_Objective:_ Print out each record below, unaltered and complete, without its images.

_Exercise input:_

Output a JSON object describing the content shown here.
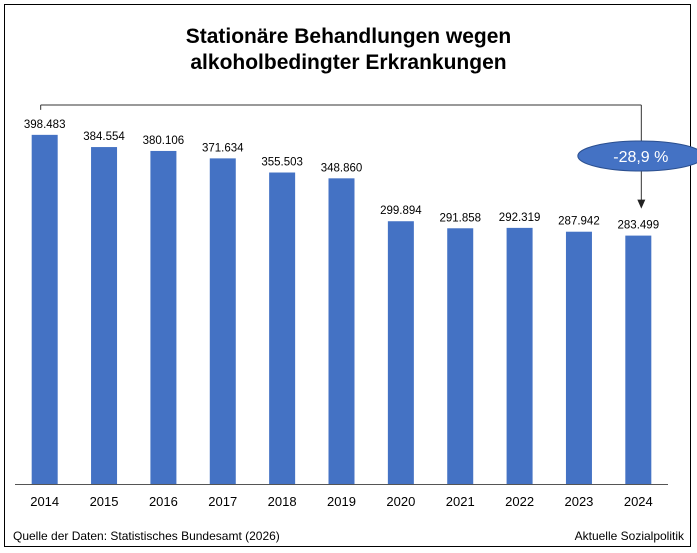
{
  "chart_data": {
    "type": "bar",
    "title": [
      "Stationäre Behandlungen wegen",
      "alkoholbedingter Erkrankungen"
    ],
    "categories": [
      "2014",
      "2015",
      "2016",
      "2017",
      "2018",
      "2019",
      "2020",
      "2021",
      "2022",
      "2023",
      "2024"
    ],
    "values": [
      398483,
      384554,
      380106,
      371634,
      355503,
      348860,
      299894,
      291858,
      292319,
      287942,
      283499
    ],
    "value_labels": [
      "398.483",
      "384.554",
      "380.106",
      "371.634",
      "355.503",
      "348.860",
      "299.894",
      "291.858",
      "292.319",
      "287.942",
      "283.499"
    ],
    "ylim": [
      0,
      420000
    ],
    "grid": false,
    "bar_color": "#4472c4",
    "annotation": {
      "label": "-28,9 %",
      "from": "2014",
      "to": "2024",
      "fill": "#4472c4",
      "text_color": "#ffffff"
    }
  },
  "footer": {
    "source": "Quelle der Daten: Statistisches Bundesamt (2026)",
    "brand": "Aktuelle Sozialpolitik"
  }
}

_Complete answer:_
Output a JSON object describing the content shown here.
{
  "chart_data": {
    "type": "bar",
    "title": [
      "Stationäre Behandlungen wegen",
      "alkoholbedingter Erkrankungen"
    ],
    "categories": [
      "2014",
      "2015",
      "2016",
      "2017",
      "2018",
      "2019",
      "2020",
      "2021",
      "2022",
      "2023",
      "2024"
    ],
    "values": [
      398483,
      384554,
      380106,
      371634,
      355503,
      348860,
      299894,
      291858,
      292319,
      287942,
      283499
    ],
    "value_labels": [
      "398.483",
      "384.554",
      "380.106",
      "371.634",
      "355.503",
      "348.860",
      "299.894",
      "291.858",
      "292.319",
      "287.942",
      "283.499"
    ],
    "ylim": [
      0,
      420000
    ],
    "grid": false,
    "bar_color": "#4472c4",
    "annotation": {
      "label": "-28,9 %",
      "from": "2014",
      "to": "2024",
      "fill": "#4472c4",
      "text_color": "#ffffff"
    }
  },
  "footer": {
    "source": "Quelle der Daten: Statistisches Bundesamt (2026)",
    "brand": "Aktuelle Sozialpolitik"
  }
}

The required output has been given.